___ Seleção
A espaços, também um ou outro funcionário de instituição ou repartição que o ofício obrigara a trocar a t-shirt e os chinelos por trajes mais opressivos.
A determinada altura percebemos que o vestuário, os cabelos, e o estilo em geral eram o tipo de negócios predominante em Basseterre.
Uma loja relembrava, num cartaz enrugado, a sua preponderância.
Nele, uma mulher negra, tão reluzente como o grande sapato de salto-alto em que se recostava, ilustrava um chavão atrevido: “Style… never let me down!! My Store…never let my style down!!”
Alinhados do lado de lá da rua, à espera que um semáforo abrisse, contra as fachadas de uma tal de Claxton’s Arcade, cada indivíduo fazia luzir o seu estilo, mais ou menos cuidado, mas sempre alegre e colorido.
A Cidade calma e Pitoresca que os Sucessivos Cruzeiros Agitam
Com os cruzeiros que sulcam o Mar das Caraíbas ainda ao largo, era assim que a própria Basseterre se exibia.
Mal os gigantescos navios atracavam no seu porto de águas fundas, às vezes aos pares, a cidade via-se invadida por forasteiros ávidos por comprar, mas receosos.
Conscientes desta realidade, as multinacionais donas das embarcações e as autoridades de St. Kitts tinham dotado o porto de uma vasta praça comercial.
Um apêndice arquitectónico moderno e em tudo desfasado da Basseterre histórica e em que procuravam manter os passageiros e os seus gastos, em detrimento da cidade real, chamemos-lhe assim.
Escusado será dizer que, nem sempre a demarcação entre este subdomínio pré-atribuído e as iniciativas externas funcionava.
Discussões e Inesperadas Macacadas em Pleno Porto
Numa tarde em que procurámos autorização para subir a um dos cruzeiros para, do seu cimo, fotografarmos a Basseterre espraiada entre o mar e o monte vulcão Olivees, deparamo-nos com uma confusão que se parecia agravar.
Um grupo de empresários da ocasião afluíam a saída da doca, cada qual com o seu macaco-verde ao ombro. No passado, tinham-se habituado a convencer os passageiros a pagarem-lhes para se fotografarem na companhia dos símios. De início, eram apenas um sapiens e um seu mono servo.
______
___ Registos fornecidos
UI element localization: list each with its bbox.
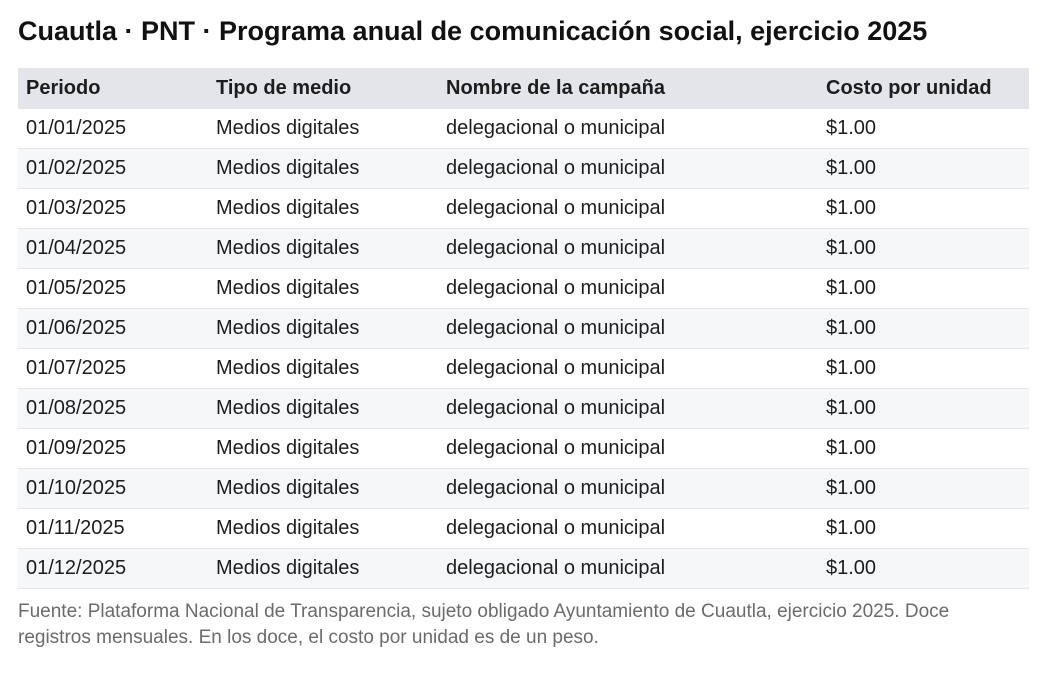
cell-costo-por-unidad: $1.00: [818, 148, 1029, 189]
column-header-tipo-de-medio: Tipo de medio: [208, 68, 438, 109]
cell-tipo-de-medio: Medios digitales: [208, 109, 438, 149]
page-title: Cuautla · PNT · Programa anual de comuni…: [18, 16, 928, 46]
cell-costo-por-unidad: $1.00: [818, 228, 1029, 269]
column-header-nombre-de-la-campana: Nombre de la campaña: [438, 68, 818, 109]
column-header-costo-por-unidad: Costo por unidad: [818, 68, 1029, 109]
cell-periodo: 01/11/2025: [18, 508, 208, 549]
cell-periodo: 01/12/2025: [18, 548, 208, 589]
cell-tipo-de-medio: Medios digitales: [208, 508, 438, 549]
cell-tipo-de-medio: Medios digitales: [208, 548, 438, 589]
cell-costo-por-unidad: $1.00: [818, 109, 1029, 149]
cell-periodo: 01/03/2025: [18, 188, 208, 229]
table-row: 01/12/2025 Medios digitales delegacional o…: [18, 548, 1029, 589]
cell-costo-por-unidad: $1.00: [818, 308, 1029, 349]
cell-nombre-de-la-campana: delegacional o municipal: [438, 148, 818, 189]
cell-tipo-de-medio: Medios digitales: [208, 308, 438, 349]
cell-tipo-de-medio: Medios digitales: [208, 428, 438, 469]
cell-tipo-de-medio: Medios digitales: [208, 188, 438, 229]
cell-costo-por-unidad: $1.00: [818, 388, 1029, 429]
cell-tipo-de-medio: Medios digitales: [208, 228, 438, 269]
cell-costo-por-unidad: $1.00: [818, 268, 1029, 309]
cell-periodo: 01/02/2025: [18, 148, 208, 189]
cell-costo-por-unidad: $1.00: [818, 508, 1029, 549]
data-table: Periodo Tipo de medio Nombre de la campa…: [18, 68, 1029, 589]
cell-periodo: 01/09/2025: [18, 428, 208, 469]
cell-tipo-de-medio: Medios digitales: [208, 268, 438, 309]
cell-nombre-de-la-campana: delegacional o municipal: [438, 348, 818, 389]
cell-periodo: 01/08/2025: [18, 388, 208, 429]
table-row: 01/01/2025 Medios digitales delegacional o…: [18, 109, 1029, 149]
cell-nombre-de-la-campana: delegacional o municipal: [438, 308, 818, 349]
table-row: 01/05/2025 Medios digitales delegacional o…: [18, 268, 1029, 309]
cell-periodo: 01/10/2025: [18, 468, 208, 509]
cell-costo-por-unidad: $1.00: [818, 548, 1029, 589]
cell-nombre-de-la-campana: delegacional o municipal: [438, 228, 818, 269]
cell-tipo-de-medio: Medios digitales: [208, 148, 438, 189]
cell-periodo: 01/01/2025: [18, 109, 208, 149]
table-header: Periodo Tipo de medio Nombre de la campa…: [18, 68, 1029, 109]
cell-nombre-de-la-campana: delegacional o municipal: [438, 268, 818, 309]
table-row: 01/07/2025 Medios digitales delegacional o…: [18, 348, 1029, 389]
column-header-periodo: Periodo: [18, 68, 208, 109]
table-row: 01/09/2025 Medios digitales delegacional o…: [18, 428, 1029, 469]
table-row: 01/03/2025 Medios digitales delegacional o…: [18, 188, 1029, 229]
cell-costo-por-unidad: $1.00: [818, 188, 1029, 229]
cell-nombre-de-la-campana: delegacional o municipal: [438, 188, 818, 229]
table-body: 01/01/2025 Medios digitales delegacional o…: [18, 109, 1029, 589]
table-header-row: Periodo Tipo de medio Nombre de la campa…: [18, 68, 1029, 109]
cell-periodo: 01/06/2025: [18, 308, 208, 349]
cell-costo-por-unidad: $1.00: [818, 428, 1029, 469]
cell-nombre-de-la-campana: delegacional o municipal: [438, 109, 818, 149]
cell-tipo-de-medio: Medios digitales: [208, 468, 438, 509]
cell-costo-por-unidad: $1.00: [818, 348, 1029, 389]
cell-nombre-de-la-campana: delegacional o municipal: [438, 468, 818, 509]
table-row: 01/10/2025 Medios digitales delegacional o…: [18, 468, 1029, 509]
cell-tipo-de-medio: Medios digitales: [208, 348, 438, 389]
cell-periodo: 01/07/2025: [18, 348, 208, 389]
table-row: 01/04/2025 Medios digitales delegacional o…: [18, 228, 1029, 269]
cell-periodo: 01/05/2025: [18, 268, 208, 309]
cell-nombre-de-la-campana: delegacional o municipal: [438, 548, 818, 589]
table-row: 01/08/2025 Medios digitales delegacional o…: [18, 388, 1029, 429]
cell-periodo: 01/04/2025: [18, 228, 208, 269]
table-row: 01/11/2025 Medios digitales delegacional o…: [18, 508, 1029, 549]
source-note: Fuente: Plataforma Nacional de Transpare…: [18, 601, 950, 648]
cell-nombre-de-la-campana: delegacional o municipal: [438, 428, 818, 469]
table-row: 01/02/2025 Medios digitales delegacional o…: [18, 148, 1029, 189]
table-row: 01/06/2025 Medios digitales delegacional o…: [18, 308, 1029, 349]
cell-nombre-de-la-campana: delegacional o municipal: [438, 388, 818, 429]
cell-tipo-de-medio: Medios digitales: [208, 388, 438, 429]
cell-costo-por-unidad: $1.00: [818, 468, 1029, 509]
cell-nombre-de-la-campana: delegacional o municipal: [438, 508, 818, 549]
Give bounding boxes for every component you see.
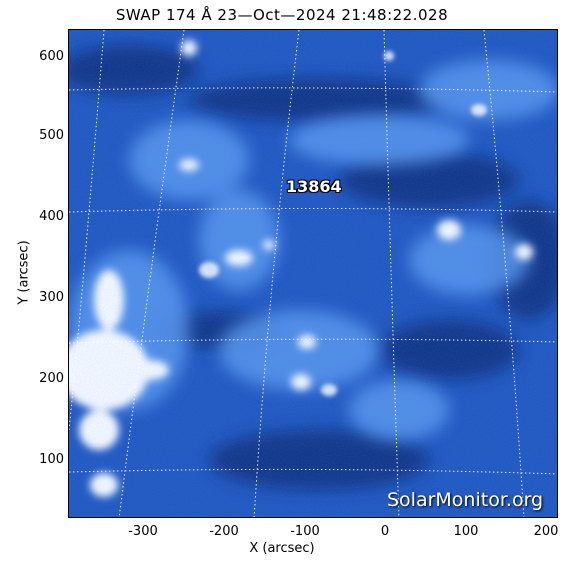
x-tick-label: -300: [128, 524, 158, 539]
y-axis-label: Y (arcsec): [16, 240, 32, 305]
image-title: SWAP 174 Å 23—Oct—2024 21:48:22.028: [115, 6, 449, 24]
x-tick-label: -200: [209, 524, 239, 539]
x-tick-label: 200: [533, 524, 559, 539]
x-tick-label: 100: [453, 524, 479, 539]
credit-watermark: SolarMonitor.org: [387, 489, 544, 511]
y-tick-label: 200: [39, 371, 64, 386]
x-tick-label: 0: [380, 524, 390, 539]
y-tick-label: 300: [39, 290, 64, 305]
x-axis-label: X (arcsec): [249, 541, 315, 556]
y-tick-label: 100: [39, 452, 64, 467]
y-tick-label: 500: [39, 128, 64, 143]
solar-image-panel: 13864 SolarMonitor.org: [68, 29, 558, 518]
x-tick-label: -100: [290, 524, 320, 539]
solar-image: [69, 30, 557, 517]
active-region-label: 13864: [286, 177, 342, 196]
y-tick-label: 600: [39, 49, 64, 64]
y-tick-label: 400: [39, 209, 64, 224]
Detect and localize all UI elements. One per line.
______
Problema curto 1 ▸
Responda com base no texto sobre Basseterre:
(a) Que tipo de negócios era predominante em Basseterre?
(b) De que dotaram o porto as multinacionais donas das embarcações e as autoridades de St. Kitts?
(c) Que animal trazia ao ombro cada um dos empresários que afluíam à saída da doca?
Problema curto 2 ▸ No texto sobre Basseterre, resuma de forma mais breve o parágrafo que começa por "Um grupo de empresários da ocasião", mantendo os factos principais.
Problema curto 3 ▸ Copie o trecho do texto sobre Basseterre que começa em "Uma loja relembrava, num" e acaba depois de "comprar, mas receosos.", trocando "semáforo" por "sinal luminoso".

Resposta completa 1 ▸
(a) O vestuário, os cabelos e o estilo em geral.
(b) De uma vasta praça comercial.
(c) Um macaco-verde.

Resposta completa 2 ▸ Vários empresários ocasionais, cada um com um macaco-verde ao ombro, juntavam-se à saída da doca. Antes, costumavam convencer os passageiros a pagar-lhes para tirarem fotografias com os macacos. No início, era apenas um homem com o seu macaco.

Resposta completa 3 ▸
Uma loja relembrava, num cartaz enrugado, a sua preponderância.
Nele, uma mulher negra, tão reluzente como o grande sapato de salto-alto em que se recostava, ilustrava um chavão atrevido: “Style… never let me down!! My Store…never let my style down!!”
Alinhados do lado de lá da rua, à espera que um sinal luminoso abrisse, contra as fachadas de uma tal de Claxton’s Arcade, cada indivíduo fazia luzir o seu estilo, mais ou menos cuidado, mas sempre alegre e colorido.
A Cidade calma e Pitoresca que os Sucessivos Cruzeiros Agitam
Com os cruzeiros que sulcam o Mar das Caraíbas ainda ao largo, era assim que a própria Basseterre se exibia.
Mal os gigantescos navios atracavam no seu porto de águas fundas, às vezes aos pares, a cidade via-se invadida por forasteiros ávidos por comprar, mas receosos.